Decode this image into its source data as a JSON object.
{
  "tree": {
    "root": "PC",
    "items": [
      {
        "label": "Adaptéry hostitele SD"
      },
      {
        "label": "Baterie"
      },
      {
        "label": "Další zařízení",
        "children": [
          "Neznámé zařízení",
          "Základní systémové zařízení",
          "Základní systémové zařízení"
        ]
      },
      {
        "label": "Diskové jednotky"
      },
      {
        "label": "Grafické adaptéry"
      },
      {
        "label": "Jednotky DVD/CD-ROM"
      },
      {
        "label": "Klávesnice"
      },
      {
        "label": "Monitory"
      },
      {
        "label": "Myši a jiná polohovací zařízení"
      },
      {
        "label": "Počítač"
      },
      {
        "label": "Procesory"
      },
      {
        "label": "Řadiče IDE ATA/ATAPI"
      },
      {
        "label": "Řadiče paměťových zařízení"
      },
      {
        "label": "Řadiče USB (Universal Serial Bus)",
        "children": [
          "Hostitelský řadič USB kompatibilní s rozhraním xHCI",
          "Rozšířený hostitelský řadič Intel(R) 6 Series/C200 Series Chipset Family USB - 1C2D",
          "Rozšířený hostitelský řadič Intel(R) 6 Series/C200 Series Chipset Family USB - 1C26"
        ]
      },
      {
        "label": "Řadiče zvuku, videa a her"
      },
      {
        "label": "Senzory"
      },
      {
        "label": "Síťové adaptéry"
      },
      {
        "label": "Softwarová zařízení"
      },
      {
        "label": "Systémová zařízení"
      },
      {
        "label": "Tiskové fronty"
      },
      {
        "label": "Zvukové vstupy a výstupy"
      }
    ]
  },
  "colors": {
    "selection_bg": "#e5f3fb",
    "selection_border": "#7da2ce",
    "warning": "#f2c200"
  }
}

* * *

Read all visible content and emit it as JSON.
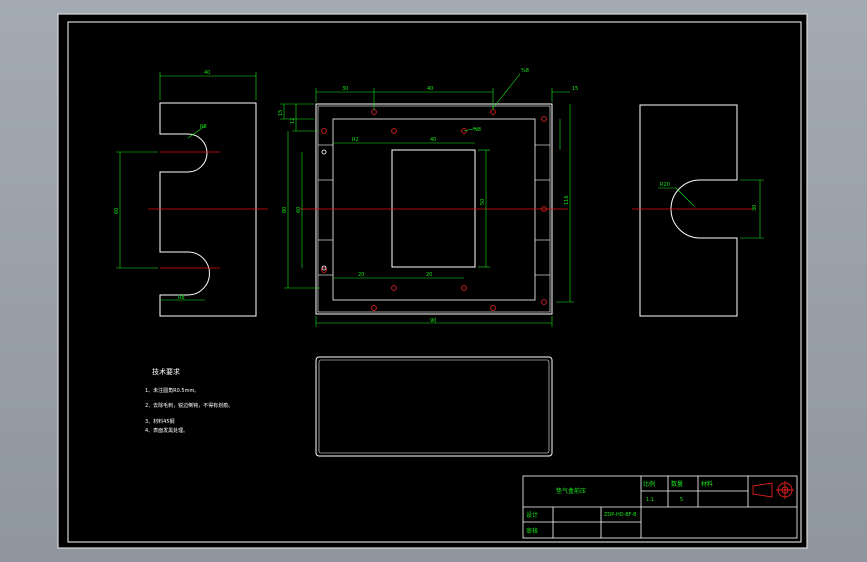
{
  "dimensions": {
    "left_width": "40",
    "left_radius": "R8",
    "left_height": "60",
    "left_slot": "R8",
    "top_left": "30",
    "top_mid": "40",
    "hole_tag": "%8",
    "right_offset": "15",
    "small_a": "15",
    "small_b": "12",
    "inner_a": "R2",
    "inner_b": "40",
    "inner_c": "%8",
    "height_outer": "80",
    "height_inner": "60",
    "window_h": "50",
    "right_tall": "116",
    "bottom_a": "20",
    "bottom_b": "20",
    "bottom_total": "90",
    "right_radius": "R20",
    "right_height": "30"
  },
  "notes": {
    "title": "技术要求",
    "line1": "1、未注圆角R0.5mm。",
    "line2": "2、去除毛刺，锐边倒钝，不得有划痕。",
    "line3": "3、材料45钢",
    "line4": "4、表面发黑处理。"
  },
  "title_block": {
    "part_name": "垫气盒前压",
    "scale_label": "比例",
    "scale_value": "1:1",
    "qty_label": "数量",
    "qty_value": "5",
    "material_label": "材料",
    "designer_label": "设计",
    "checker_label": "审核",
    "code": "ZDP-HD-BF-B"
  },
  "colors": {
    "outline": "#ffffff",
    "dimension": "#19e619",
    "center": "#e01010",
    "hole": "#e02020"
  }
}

* **Written problem**:
Find how many lines of the material carry the string "Řadiče". Only the number should be in the answer.

* **Solution to the exercise**:
4